>>

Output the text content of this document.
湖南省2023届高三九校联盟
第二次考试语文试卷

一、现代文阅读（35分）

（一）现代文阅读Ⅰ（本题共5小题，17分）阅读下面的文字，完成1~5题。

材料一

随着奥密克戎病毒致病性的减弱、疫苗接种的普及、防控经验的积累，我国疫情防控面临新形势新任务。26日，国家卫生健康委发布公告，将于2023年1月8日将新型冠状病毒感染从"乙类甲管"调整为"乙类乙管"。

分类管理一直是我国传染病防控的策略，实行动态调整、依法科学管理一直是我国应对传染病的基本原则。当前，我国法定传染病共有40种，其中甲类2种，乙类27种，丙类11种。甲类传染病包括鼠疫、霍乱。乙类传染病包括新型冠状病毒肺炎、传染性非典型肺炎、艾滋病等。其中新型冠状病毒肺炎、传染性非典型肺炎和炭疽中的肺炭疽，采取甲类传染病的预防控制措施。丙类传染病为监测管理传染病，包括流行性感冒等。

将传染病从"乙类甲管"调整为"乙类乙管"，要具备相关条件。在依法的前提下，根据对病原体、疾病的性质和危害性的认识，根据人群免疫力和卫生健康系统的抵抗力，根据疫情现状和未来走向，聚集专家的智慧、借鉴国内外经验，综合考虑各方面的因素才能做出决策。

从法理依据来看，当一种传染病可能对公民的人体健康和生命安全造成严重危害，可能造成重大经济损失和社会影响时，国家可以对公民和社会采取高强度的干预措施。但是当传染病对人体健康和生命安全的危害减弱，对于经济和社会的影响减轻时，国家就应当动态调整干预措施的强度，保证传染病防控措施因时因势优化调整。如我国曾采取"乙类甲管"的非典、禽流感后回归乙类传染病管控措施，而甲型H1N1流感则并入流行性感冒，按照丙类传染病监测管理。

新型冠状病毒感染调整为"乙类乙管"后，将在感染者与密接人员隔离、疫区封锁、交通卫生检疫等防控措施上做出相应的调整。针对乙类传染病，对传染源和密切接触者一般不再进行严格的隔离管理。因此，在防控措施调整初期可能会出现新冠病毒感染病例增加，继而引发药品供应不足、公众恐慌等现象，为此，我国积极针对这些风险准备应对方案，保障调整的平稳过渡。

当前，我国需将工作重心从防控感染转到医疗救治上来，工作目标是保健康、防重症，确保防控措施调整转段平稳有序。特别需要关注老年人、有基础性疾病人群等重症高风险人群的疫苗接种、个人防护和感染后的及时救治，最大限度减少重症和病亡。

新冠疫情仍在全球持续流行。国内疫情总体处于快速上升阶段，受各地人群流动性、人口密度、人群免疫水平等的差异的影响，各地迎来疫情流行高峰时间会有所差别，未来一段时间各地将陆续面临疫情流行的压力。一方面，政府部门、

<<

*Task details:*
Copy out each line in the listing that has the word "乙类乙管".

*Correct output:*
随着奥密克戎病毒致病性的减弱、疫苗接种的普及、防控经验的积累，我国疫情防控面临新形势新任务。26日，国家卫生健康委发布公告，将于2023年1月8日将新型冠状病毒感染从"乙类甲管"调整为"乙类乙管"。
将传染病从"乙类甲管"调整为"乙类乙管"，要具备相关条件。在依法的前提下，根据对病原体、疾病的性质和危害性的认识，根据人群免疫力和卫生健康系统的抵抗力，根据疫情现状和未来走向，聚集专家的智慧、借鉴国内外经验，综合考虑各方面的因素才能做出决策。
新型冠状病毒感染调整为"乙类乙管"后，将在感染者与密接人员隔离、疫区封锁、交通卫生检疫等防控措施上做出相应的调整。针对乙类传染病，对传染源和密切接触者一般不再进行严格的隔离管理。因此，在防控措施调整初期可能会出现新冠病毒感染病例增加，继而引发药品供应不足、公众恐慌等现象，为此，我国积极针对这些风险准备应对方案，保障调整的平稳过渡。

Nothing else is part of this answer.